• Data rows
==============================

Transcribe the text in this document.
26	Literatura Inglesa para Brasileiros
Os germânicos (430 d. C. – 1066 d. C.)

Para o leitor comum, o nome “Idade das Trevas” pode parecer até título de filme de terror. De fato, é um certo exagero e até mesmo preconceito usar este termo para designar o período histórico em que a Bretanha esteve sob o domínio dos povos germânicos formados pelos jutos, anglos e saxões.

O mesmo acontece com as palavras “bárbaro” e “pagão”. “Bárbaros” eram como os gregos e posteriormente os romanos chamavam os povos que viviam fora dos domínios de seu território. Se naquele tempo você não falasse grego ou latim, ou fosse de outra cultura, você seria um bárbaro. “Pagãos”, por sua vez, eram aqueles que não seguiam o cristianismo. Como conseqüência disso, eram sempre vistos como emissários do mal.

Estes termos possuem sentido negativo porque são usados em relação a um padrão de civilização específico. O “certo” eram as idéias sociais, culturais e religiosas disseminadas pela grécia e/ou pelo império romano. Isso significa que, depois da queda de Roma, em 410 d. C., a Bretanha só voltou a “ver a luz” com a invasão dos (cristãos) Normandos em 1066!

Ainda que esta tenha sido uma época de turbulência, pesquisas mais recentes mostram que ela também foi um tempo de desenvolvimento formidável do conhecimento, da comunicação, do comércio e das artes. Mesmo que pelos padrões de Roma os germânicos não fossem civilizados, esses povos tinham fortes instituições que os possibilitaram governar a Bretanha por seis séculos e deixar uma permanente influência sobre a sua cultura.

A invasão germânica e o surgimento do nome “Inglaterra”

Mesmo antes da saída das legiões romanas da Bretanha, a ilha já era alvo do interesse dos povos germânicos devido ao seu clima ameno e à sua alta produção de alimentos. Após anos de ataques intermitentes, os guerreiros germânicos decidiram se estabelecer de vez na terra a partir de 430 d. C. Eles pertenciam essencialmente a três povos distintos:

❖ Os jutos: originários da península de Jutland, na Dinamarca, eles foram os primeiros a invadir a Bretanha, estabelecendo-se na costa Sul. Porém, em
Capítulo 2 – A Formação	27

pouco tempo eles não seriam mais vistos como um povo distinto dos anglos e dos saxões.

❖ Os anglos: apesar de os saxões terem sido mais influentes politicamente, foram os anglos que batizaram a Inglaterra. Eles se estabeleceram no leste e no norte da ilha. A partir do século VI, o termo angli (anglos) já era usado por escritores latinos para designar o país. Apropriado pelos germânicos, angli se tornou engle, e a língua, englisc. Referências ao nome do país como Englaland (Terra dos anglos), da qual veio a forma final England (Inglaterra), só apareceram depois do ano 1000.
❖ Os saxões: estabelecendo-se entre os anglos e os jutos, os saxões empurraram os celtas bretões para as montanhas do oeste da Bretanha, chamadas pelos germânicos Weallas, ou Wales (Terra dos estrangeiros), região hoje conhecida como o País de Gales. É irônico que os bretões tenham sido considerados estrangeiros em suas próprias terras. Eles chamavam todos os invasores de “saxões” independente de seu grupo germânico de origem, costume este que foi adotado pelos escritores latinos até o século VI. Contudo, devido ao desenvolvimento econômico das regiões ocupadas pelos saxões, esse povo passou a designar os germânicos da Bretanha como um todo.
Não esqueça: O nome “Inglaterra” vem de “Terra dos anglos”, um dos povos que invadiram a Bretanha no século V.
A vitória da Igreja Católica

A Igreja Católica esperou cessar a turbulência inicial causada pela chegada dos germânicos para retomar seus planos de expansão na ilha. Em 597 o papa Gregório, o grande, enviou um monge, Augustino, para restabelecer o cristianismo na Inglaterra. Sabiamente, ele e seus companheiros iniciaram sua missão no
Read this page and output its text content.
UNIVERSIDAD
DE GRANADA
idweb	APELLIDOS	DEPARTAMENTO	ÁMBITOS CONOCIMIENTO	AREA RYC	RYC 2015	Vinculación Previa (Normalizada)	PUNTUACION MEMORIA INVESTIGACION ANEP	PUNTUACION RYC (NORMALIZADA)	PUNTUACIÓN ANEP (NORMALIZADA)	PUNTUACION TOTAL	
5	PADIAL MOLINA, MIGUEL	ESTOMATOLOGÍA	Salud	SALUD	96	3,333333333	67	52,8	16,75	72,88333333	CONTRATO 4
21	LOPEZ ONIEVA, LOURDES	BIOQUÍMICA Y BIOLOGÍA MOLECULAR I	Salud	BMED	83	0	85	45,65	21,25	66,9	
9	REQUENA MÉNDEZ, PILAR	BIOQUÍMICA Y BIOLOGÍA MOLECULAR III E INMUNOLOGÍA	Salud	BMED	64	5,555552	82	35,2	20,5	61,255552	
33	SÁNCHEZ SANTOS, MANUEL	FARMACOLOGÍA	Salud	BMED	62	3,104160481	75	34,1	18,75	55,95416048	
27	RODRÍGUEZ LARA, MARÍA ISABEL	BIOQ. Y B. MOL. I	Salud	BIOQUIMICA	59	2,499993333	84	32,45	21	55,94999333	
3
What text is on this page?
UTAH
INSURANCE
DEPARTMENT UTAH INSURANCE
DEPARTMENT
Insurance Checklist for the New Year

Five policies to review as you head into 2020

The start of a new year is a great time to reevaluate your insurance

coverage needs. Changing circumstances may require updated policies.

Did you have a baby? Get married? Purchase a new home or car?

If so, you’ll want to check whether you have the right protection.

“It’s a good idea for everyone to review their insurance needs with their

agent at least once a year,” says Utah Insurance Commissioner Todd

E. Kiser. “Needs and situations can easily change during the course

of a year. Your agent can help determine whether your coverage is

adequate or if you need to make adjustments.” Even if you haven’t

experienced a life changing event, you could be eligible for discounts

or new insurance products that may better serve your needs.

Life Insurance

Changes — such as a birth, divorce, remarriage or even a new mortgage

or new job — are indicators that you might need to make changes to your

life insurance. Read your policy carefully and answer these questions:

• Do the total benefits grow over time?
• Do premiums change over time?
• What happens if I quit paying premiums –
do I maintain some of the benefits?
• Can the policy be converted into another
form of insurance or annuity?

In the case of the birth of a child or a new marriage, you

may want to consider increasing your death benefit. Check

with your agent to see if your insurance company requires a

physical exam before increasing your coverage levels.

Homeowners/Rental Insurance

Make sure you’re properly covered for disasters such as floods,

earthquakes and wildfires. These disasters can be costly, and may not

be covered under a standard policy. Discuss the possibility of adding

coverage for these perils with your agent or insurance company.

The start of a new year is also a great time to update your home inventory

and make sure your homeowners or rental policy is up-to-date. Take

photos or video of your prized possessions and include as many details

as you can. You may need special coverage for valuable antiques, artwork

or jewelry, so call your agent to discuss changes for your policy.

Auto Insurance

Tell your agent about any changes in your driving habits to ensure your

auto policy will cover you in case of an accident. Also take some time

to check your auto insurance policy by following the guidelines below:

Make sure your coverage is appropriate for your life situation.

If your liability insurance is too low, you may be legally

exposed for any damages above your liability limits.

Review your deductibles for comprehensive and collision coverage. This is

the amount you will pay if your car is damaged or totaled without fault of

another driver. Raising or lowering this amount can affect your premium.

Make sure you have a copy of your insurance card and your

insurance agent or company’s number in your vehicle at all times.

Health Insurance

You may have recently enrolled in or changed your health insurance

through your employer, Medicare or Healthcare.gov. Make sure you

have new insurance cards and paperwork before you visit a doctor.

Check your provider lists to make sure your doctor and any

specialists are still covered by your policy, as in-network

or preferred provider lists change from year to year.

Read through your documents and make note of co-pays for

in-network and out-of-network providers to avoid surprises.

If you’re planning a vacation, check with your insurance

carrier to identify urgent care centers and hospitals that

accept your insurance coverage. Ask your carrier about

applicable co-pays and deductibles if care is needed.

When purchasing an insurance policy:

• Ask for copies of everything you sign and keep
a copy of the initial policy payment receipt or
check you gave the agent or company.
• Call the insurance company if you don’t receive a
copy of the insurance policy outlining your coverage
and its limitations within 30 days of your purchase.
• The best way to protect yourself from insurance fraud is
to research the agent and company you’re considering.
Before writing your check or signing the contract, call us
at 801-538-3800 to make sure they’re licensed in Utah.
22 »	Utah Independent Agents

==============================

Find each line in the records holding the string "devido" and show it.

Mesmo antes da saída das legiões romanas da Bretanha, a ilha já era alvo do interesse dos povos germânicos devido ao seu clima ameno e à sua alta produção de alimentos. Após anos de ataques intermitentes, os guerreiros germânicos decidiram se estabelecer de vez na terra a partir de 430 d. C. Eles pertenciam essencialmente a três povos distintos:
❖ Os saxões: estabelecendo-se entre os anglos e os jutos, os saxões empurraram os celtas bretões para as montanhas do oeste da Bretanha, chamadas pelos germânicos Weallas, ou Wales (Terra dos estrangeiros), região hoje conhecida como o País de Gales. É irônico que os bretões tenham sido considerados estrangeiros em suas próprias terras. Eles chamavam todos os invasores de “saxões” independente de seu grupo germânico de origem, costume este que foi adotado pelos escritores latinos até o século VI. Contudo, devido ao desenvolvimento econômico das regiões ocupadas pelos saxões, esse povo passou a designar os germânicos da Bretanha como um todo.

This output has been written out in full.